◆ SUPPLIED RECORDS ◆
_ _ _ _ _

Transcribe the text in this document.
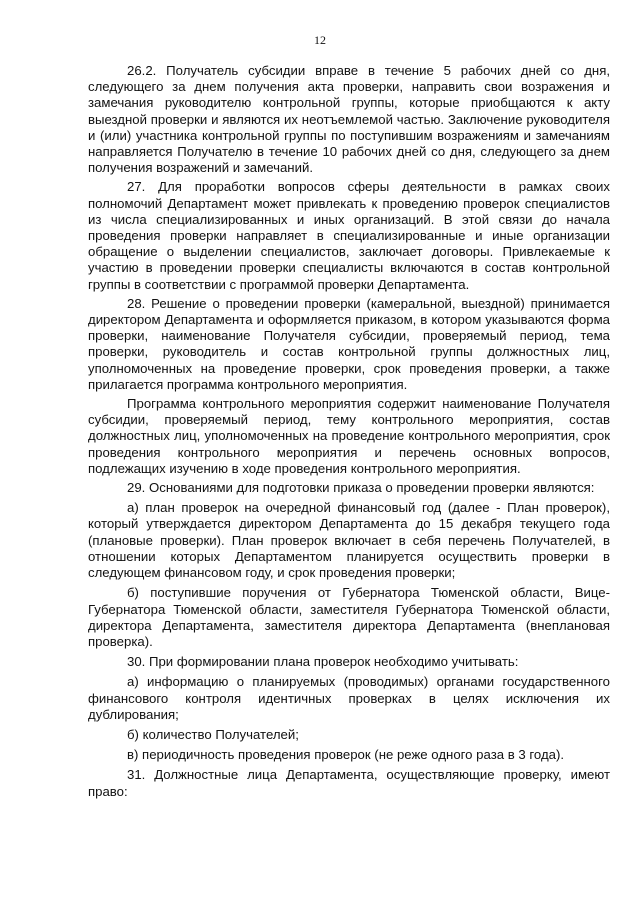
12

26.2. Получатель субсидии вправе в течение 5 рабочих дней со дня, следующего за днем получения акта проверки, направить свои возражения и замечания руководителю контрольной группы, которые приобщаются к акту выездной проверки и являются их неотъемлемой частью. Заключение руководителя и (или) участника контрольной группы по поступившим возражениям и замечаниям направляется Получателю в течение 10 рабочих дней со дня, следующего за днем получения возражений и замечаний.

27. Для проработки вопросов сферы деятельности в рамках своих полномочий Департамент может привлекать к проведению проверок специалистов из числа специализированных и иных организаций. В этой связи до начала проведения проверки направляет в специализированные и иные организации обращение о выделении специалистов, заключает договоры. Привлекаемые к участию в проведении проверки специалисты включаются в состав контрольной группы в соответствии с программой проверки Департамента.

28. Решение о проведении проверки (камеральной, выездной) принимается директором Департамента и оформляется приказом, в котором указываются форма проверки, наименование Получателя субсидии, проверяемый период, тема проверки, руководитель и состав контрольной группы должностных лиц, уполномоченных на проведение проверки, срок проведения проверки, а также прилагается программа контрольного мероприятия.

Программа контрольного мероприятия содержит наименование Получателя субсидии, проверяемый период, тему контрольного мероприятия, состав должностных лиц, уполномоченных на проведение контрольного мероприятия, срок проведения контрольного мероприятия и перечень основных вопросов, подлежащих изучению в ходе проведения контрольного мероприятия.

29. Основаниями для подготовки приказа о проведении проверки являются:

а) план проверок на очередной финансовый год (далее - План проверок), который утверждается директором Департамента до 15 декабря текущего года (плановые проверки). План проверок включает в себя перечень Получателей, в отношении которых Департаментом планируется осуществить проверки в следующем финансовом году, и срок проведения проверки;

б) поступившие поручения от Губернатора Тюменской области, Вице-Губернатора Тюменской области, заместителя Губернатора Тюменской области, директора Департамента, заместителя директора Департамента (внеплановая проверка).

30. При формировании плана проверок необходимо учитывать:

а) информацию о планируемых (проводимых) органами государственного финансового контроля идентичных проверках в целях исключения их дублирования;

б) количество Получателей;

в) периодичность проведения проверок (не реже одного раза в 3 года).

31. Должностные лица Департамента, осуществляющие проверку, имеют право:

_ _ _ _ _

◆ WHAT YOU NEED TO DO ◆
Copy each line of the records that contains the word "мероприятия".

◆ RIGHT ANSWER ◆
28. Решение о проведении проверки (камеральной, выездной) принимается директором Департамента и оформляется приказом, в котором указываются форма проверки, наименование Получателя субсидии, проверяемый период, тема проверки, руководитель и состав контрольной группы должностных лиц, уполномоченных на проведение проверки, срок проведения проверки, а также прилагается программа контрольного мероприятия.
Программа контрольного мероприятия содержит наименование Получателя субсидии, проверяемый период, тему контрольного мероприятия, состав должностных лиц, уполномоченных на проведение контрольного мероприятия, срок проведения контрольного мероприятия и перечень основных вопросов, подлежащих изучению в ходе проведения контрольного мероприятия.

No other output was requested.